- [Goal]
Lines containing the string "this" are to be counted; report only how many there are.

- [Provided data]
'''

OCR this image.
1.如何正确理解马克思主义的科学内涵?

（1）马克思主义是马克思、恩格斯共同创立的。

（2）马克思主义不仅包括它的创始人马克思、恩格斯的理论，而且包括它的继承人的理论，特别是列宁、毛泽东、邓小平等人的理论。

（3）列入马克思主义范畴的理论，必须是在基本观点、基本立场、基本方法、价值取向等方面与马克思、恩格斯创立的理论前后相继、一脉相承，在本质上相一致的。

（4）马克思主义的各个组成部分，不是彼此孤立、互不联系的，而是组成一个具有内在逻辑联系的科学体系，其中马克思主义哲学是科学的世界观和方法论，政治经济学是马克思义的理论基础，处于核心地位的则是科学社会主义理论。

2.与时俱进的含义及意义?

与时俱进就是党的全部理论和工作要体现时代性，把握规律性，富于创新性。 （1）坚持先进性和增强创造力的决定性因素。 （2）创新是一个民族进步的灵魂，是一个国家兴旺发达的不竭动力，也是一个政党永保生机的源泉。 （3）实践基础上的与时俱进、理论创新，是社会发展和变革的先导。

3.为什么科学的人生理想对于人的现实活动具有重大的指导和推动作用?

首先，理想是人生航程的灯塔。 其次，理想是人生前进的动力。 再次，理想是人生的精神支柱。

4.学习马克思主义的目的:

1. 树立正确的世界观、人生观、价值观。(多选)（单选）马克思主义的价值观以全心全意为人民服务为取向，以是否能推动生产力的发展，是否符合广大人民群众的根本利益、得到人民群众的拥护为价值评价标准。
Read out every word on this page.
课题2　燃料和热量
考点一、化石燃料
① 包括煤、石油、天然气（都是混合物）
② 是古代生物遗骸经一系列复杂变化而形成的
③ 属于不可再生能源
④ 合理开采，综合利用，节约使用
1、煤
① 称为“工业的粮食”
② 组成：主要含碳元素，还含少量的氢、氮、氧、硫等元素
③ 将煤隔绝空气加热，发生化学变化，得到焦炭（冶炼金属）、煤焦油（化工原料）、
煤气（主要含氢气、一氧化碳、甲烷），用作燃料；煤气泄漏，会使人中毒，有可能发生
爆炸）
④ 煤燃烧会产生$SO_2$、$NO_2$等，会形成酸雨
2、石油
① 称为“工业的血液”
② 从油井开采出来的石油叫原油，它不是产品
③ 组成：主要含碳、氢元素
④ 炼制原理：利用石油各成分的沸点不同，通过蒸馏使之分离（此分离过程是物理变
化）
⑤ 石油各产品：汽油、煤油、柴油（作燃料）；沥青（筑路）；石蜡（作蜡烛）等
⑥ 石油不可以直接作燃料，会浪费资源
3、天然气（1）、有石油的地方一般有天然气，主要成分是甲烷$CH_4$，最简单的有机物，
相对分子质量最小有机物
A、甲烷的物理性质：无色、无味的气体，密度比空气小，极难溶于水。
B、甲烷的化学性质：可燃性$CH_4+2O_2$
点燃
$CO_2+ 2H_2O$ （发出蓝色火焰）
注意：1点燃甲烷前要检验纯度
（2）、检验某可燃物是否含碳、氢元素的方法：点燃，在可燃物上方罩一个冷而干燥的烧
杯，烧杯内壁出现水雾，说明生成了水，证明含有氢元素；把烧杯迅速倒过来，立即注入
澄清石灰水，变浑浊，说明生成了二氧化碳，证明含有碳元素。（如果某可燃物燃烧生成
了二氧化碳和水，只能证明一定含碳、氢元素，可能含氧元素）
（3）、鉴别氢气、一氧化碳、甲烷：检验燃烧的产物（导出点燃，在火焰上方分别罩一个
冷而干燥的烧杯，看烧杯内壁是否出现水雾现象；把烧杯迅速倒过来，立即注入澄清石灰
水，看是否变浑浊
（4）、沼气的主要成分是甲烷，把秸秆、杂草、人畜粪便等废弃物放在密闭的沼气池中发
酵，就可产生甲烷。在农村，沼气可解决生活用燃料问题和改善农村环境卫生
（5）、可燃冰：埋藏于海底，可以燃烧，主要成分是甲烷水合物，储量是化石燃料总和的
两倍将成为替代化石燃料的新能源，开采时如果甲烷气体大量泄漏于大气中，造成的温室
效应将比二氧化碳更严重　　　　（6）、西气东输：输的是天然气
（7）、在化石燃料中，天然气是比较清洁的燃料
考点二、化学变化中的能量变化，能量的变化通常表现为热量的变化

'''

- [Task solution]
2